Let's use Python's `pathlib` to handle our paths easily. Pathlib defines a very handy `Path` class.

We can instantiate a `Path` by giving it a string defining our path.

In [3]:
from pathlib import Path
csv_path = Path("~/.lewagon/olist/data/csv").expanduser()
csv_path

PosixPath('/Users/simonhingant/.lewagon/olist/data/csv')

_`PosixPath`_? That means it's a path in Posix format. POSIX (Portable Operating System Interface) is a standardized set of APIs and conventions for Unix-like operating systems to ensure compatibility and interoperability. Both Linux (e.g. Ubuntu on WSL) and macOS are POSIX-compliant.

We use the `expanduser()` to expand the `~` into the actual absolute path of our home folder.

§ **Entries supplied**:

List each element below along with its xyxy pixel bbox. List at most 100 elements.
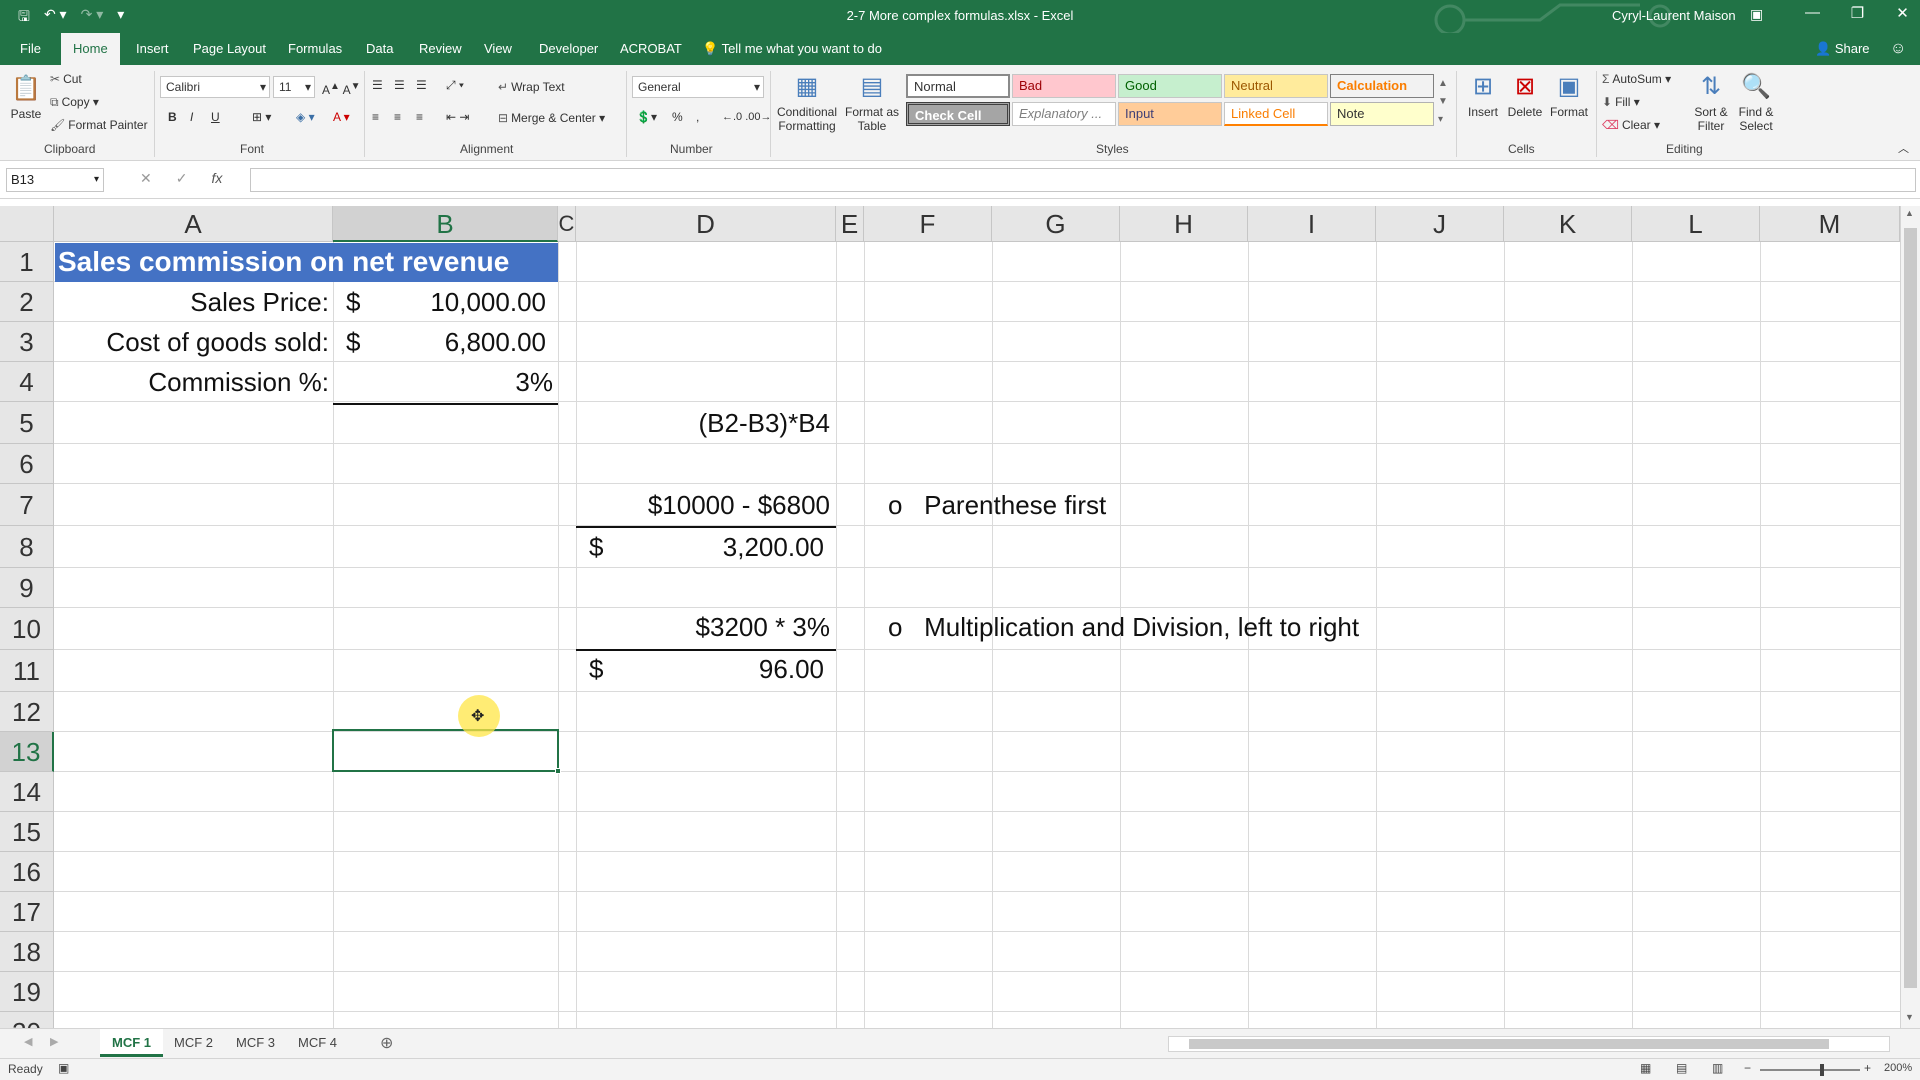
- borders-icon[interactable]: ⊞ ▾: [252, 109, 271, 125]
- align-bottom-icon[interactable]: ☰: [416, 77, 427, 93]
- tab-review[interactable]: Review: [419, 33, 462, 65]
- style-note[interactable]: Note: [1330, 102, 1434, 126]
- row-header-19[interactable]: 19: [0, 972, 54, 1012]
- scroll-down-icon[interactable]: ▼: [1905, 1012, 1914, 1022]
- bold-button[interactable]: B: [168, 109, 177, 125]
- minimize-button[interactable]: —: [1790, 4, 1835, 22]
- active-cell-b13[interactable]: [332, 729, 559, 772]
- zoom-slider[interactable]: [1760, 1069, 1860, 1071]
- clear-button[interactable]: ⌫ Clear ▾: [1602, 117, 1660, 133]
- italic-button[interactable]: I: [190, 109, 193, 125]
- zoom-in-icon[interactable]: +: [1864, 1061, 1871, 1075]
- zoom-slider-thumb[interactable]: [1820, 1064, 1824, 1076]
- styles-gallery-scroll-icon[interactable]: ▲ ▼ ▾: [1438, 75, 1448, 129]
- paste-button[interactable]: 📋 Paste: [8, 71, 44, 121]
- tab-file[interactable]: File: [20, 33, 41, 65]
- row-header-4[interactable]: 4: [0, 362, 54, 402]
- row-header-11[interactable]: 11: [0, 650, 54, 692]
- sheet-next-icon[interactable]: ▶: [50, 1035, 58, 1048]
- vertical-scrollbar[interactable]: ▲ ▼: [1900, 206, 1920, 1028]
- autosum-button[interactable]: Σ AutoSum ▾: [1602, 71, 1671, 87]
- share-button[interactable]: 👤 Share: [1815, 33, 1870, 65]
- fill-color-icon[interactable]: ◈ ▾: [296, 109, 315, 125]
- cell-d10[interactable]: $3200 * 3%: [576, 612, 830, 643]
- merge-center-button[interactable]: ⊟ Merge & Center ▾: [498, 110, 605, 126]
- column-header-d[interactable]: D: [576, 206, 836, 242]
- find-select-button[interactable]: 🔍 Find & Select: [1734, 69, 1778, 133]
- row-header-18[interactable]: 18: [0, 932, 54, 972]
- sheet-tab-mcf1[interactable]: MCF 1: [100, 1029, 163, 1057]
- zoom-level[interactable]: 200%: [1884, 1062, 1912, 1074]
- formula-input[interactable]: [250, 168, 1916, 192]
- column-header-j[interactable]: J: [1376, 206, 1504, 242]
- style-input[interactable]: Input: [1118, 102, 1222, 126]
- fill-handle[interactable]: [555, 768, 561, 774]
- orientation-icon[interactable]: ⤢ ▾: [446, 77, 464, 93]
- column-header-b[interactable]: B: [333, 206, 558, 242]
- normal-view-icon[interactable]: ▦: [1640, 1061, 1651, 1075]
- ribbon-display-options-icon[interactable]: ▣: [1750, 6, 1763, 23]
- column-header-h[interactable]: H: [1120, 206, 1248, 242]
- row-header-5[interactable]: 5: [0, 402, 54, 444]
- cell-b3[interactable]: 6,800.00: [380, 327, 546, 358]
- column-header-k[interactable]: K: [1504, 206, 1632, 242]
- cell-f7[interactable]: o Parenthese first: [888, 490, 1106, 521]
- sheet-tab-mcf4[interactable]: MCF 4: [286, 1029, 349, 1057]
- insert-function-icon[interactable]: fx: [211, 170, 222, 187]
- row-header-2[interactable]: 2: [0, 282, 54, 322]
- row-header-17[interactable]: 17: [0, 892, 54, 932]
- column-header-l[interactable]: L: [1632, 206, 1760, 242]
- tab-formulas[interactable]: Formulas: [288, 33, 342, 65]
- restore-button[interactable]: ❐: [1835, 4, 1880, 22]
- font-color-icon[interactable]: A ▾: [333, 109, 350, 125]
- wrap-text-button[interactable]: ↵ Wrap Text: [498, 79, 565, 95]
- row-header-20[interactable]: 20: [0, 1012, 54, 1028]
- row-header-16[interactable]: 16: [0, 852, 54, 892]
- align-center-icon[interactable]: ≡: [394, 109, 401, 125]
- row-header-8[interactable]: 8: [0, 526, 54, 568]
- copy-button[interactable]: ⧉ Copy ▾: [50, 94, 99, 110]
- font-name-select[interactable]: Calibri ▾: [160, 76, 270, 98]
- sheet-prev-icon[interactable]: ◀: [24, 1035, 32, 1048]
- format-cells-button[interactable]: ▣ Format: [1548, 69, 1590, 119]
- percent-button[interactable]: %: [672, 109, 683, 125]
- cell-d8[interactable]: 3,200.00: [620, 532, 824, 563]
- row-header-13[interactable]: 13: [0, 732, 54, 772]
- tab-data[interactable]: Data: [366, 33, 393, 65]
- fill-button[interactable]: ⬇ Fill ▾: [1602, 94, 1640, 110]
- row-header-12[interactable]: 12: [0, 692, 54, 732]
- tell-me-box[interactable]: 💡 Tell me what you want to do: [702, 33, 882, 65]
- font-size-select[interactable]: 11 ▾: [273, 76, 315, 98]
- cell-f10[interactable]: o Multiplication and Division, left to r…: [888, 612, 1359, 643]
- accounting-format-icon[interactable]: 💲▾: [636, 109, 657, 125]
- indent-icons[interactable]: ⇤ ⇥: [446, 109, 469, 125]
- macro-record-icon[interactable]: ▣: [58, 1061, 69, 1075]
- sort-filter-button[interactable]: ⇅ Sort & Filter: [1690, 69, 1732, 133]
- tab-developer[interactable]: Developer: [539, 33, 598, 65]
- style-normal[interactable]: Normal: [906, 74, 1010, 98]
- font-size-buttons[interactable]: A▲ A▼: [322, 79, 361, 98]
- cancel-icon[interactable]: ✕: [140, 170, 152, 187]
- align-right-icon[interactable]: ≡: [416, 109, 423, 125]
- tab-insert[interactable]: Insert: [136, 33, 169, 65]
- row-header-3[interactable]: 3: [0, 322, 54, 362]
- user-name[interactable]: Cyryl-Laurent Maison: [1612, 8, 1736, 23]
- tab-page-layout[interactable]: Page Layout: [193, 33, 266, 65]
- collapse-ribbon-icon[interactable]: ︿: [1898, 141, 1909, 157]
- conditional-formatting-button[interactable]: ▦ Conditional Formatting: [774, 69, 840, 133]
- insert-cells-button[interactable]: ⊞ Insert: [1464, 69, 1502, 119]
- column-header-f[interactable]: F: [864, 206, 992, 242]
- cell-d7[interactable]: $10000 - $6800: [576, 490, 830, 521]
- style-check-cell[interactable]: Check Cell: [906, 102, 1010, 126]
- format-as-table-button[interactable]: ▤ Format as Table: [844, 69, 900, 133]
- row-header-9[interactable]: 9: [0, 568, 54, 608]
- row-header-15[interactable]: 15: [0, 812, 54, 852]
- scroll-thumb[interactable]: [1904, 228, 1917, 988]
- decimal-icons[interactable]: ←.0 .00→: [722, 109, 772, 125]
- horizontal-scrollbar[interactable]: [1168, 1036, 1890, 1052]
- format-painter-button[interactable]: 🖌 Format Painter: [50, 117, 148, 133]
- add-sheet-icon[interactable]: ⊕: [380, 1033, 393, 1053]
- tab-view[interactable]: View: [484, 33, 512, 65]
- tab-acrobat[interactable]: ACROBAT: [620, 33, 682, 65]
- align-left-icon[interactable]: ≡: [372, 109, 379, 125]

§ **Exercise directions**:
In the pathlib text, reproduce the passage starting at "We can instantiate" and ending at "our home folder.", swapping "home folder" for "home directory". The records have no role in this exercise.

§ **Expected output**:
We can instantiate a `Path` by giving it a string defining our path.

In [3]:
from pathlib import Path
csv_path = Path("~/.lewagon/olist/data/csv").expanduser()
csv_path

PosixPath('/Users/simonhingant/.lewagon/olist/data/csv')

_`PosixPath`_? That means it's a path in Posix format. POSIX (Portable Operating System Interface) is a standardized set of APIs and conventions for Unix-like operating systems to ensure compatibility and interoperability. Both Linux (e.g. Ubuntu on WSL) and macOS are POSIX-compliant.

We use the `expanduser()` to expand the `~` into the actual absolute path of our home directory.